>> BEGIN EXERCISE MATERIAL
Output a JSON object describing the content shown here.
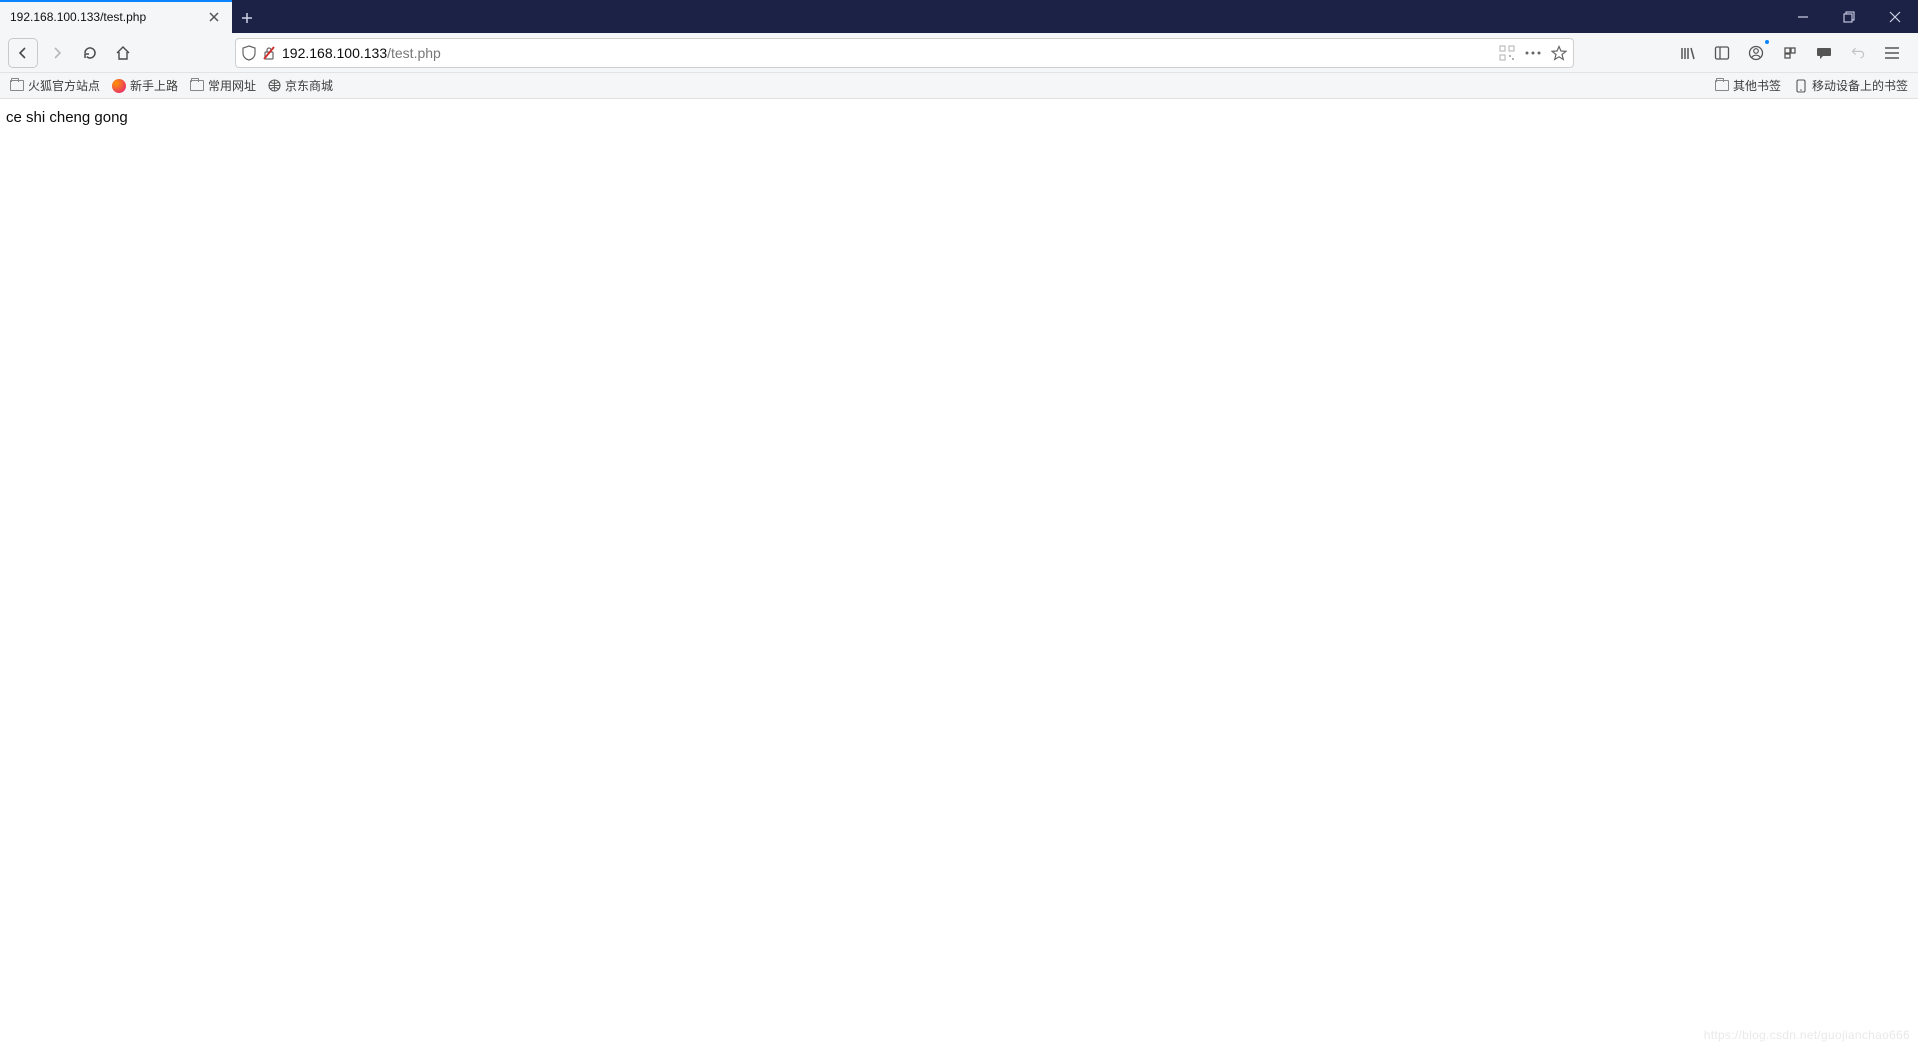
{
  "tab": {
    "title": "192.168.100.133/test.php"
  },
  "url": {
    "host": "192.168.100.133",
    "path": "/test.php"
  },
  "bookmarks": {
    "left": [
      {
        "kind": "folder",
        "label": "火狐官方站点"
      },
      {
        "kind": "fx",
        "label": "新手上路"
      },
      {
        "kind": "folder",
        "label": "常用网址"
      },
      {
        "kind": "globe",
        "label": "京东商城"
      }
    ],
    "right": [
      {
        "kind": "folder",
        "label": "其他书签"
      },
      {
        "kind": "mobile",
        "label": "移动设备上的书签"
      }
    ]
  },
  "page": {
    "body_text": "ce shi cheng gong"
  },
  "watermark": "https://blog.csdn.net/guojianchao666"
}
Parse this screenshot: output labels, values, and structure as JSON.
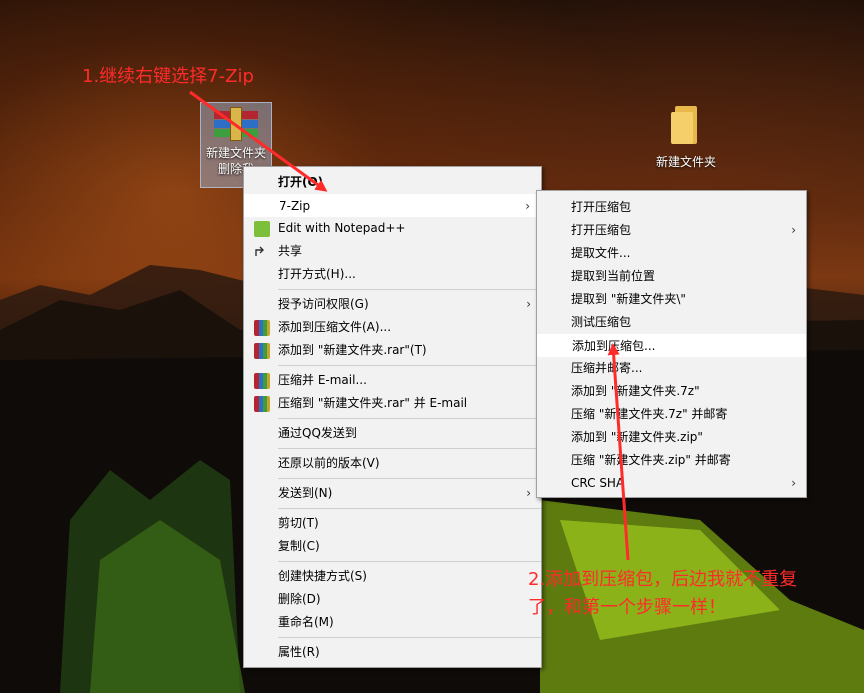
>> END EXERCISE MATERIAL
Pictures in the records above should not be copied. Repeat everything else exactly.

Output a JSON object describing the content shown here.
{
  "tab": {
    "title": "192.168.100.133/test.php"
  },
  "url": {
    "host": "192.168.100.133",
    "path": "/test.php"
  },
  "bookmarks": {
    "left": [
      {
        "kind": "folder",
        "label": "火狐官方站点"
      },
      {
        "kind": "fx",
        "label": "新手上路"
      },
      {
        "kind": "folder",
        "label": "常用网址"
      },
      {
        "kind": "globe",
        "label": "京东商城"
      }
    ],
    "right": [
      {
        "kind": "folder",
        "label": "其他书签"
      },
      {
        "kind": "mobile",
        "label": "移动设备上的书签"
      }
    ]
  },
  "page": {
    "body_text": "ce shi cheng gong"
  },
  "watermark": "https://blog.csdn.net/guojianchao666"
}
Parse this screenshot: output labels, values, and structure as JSON.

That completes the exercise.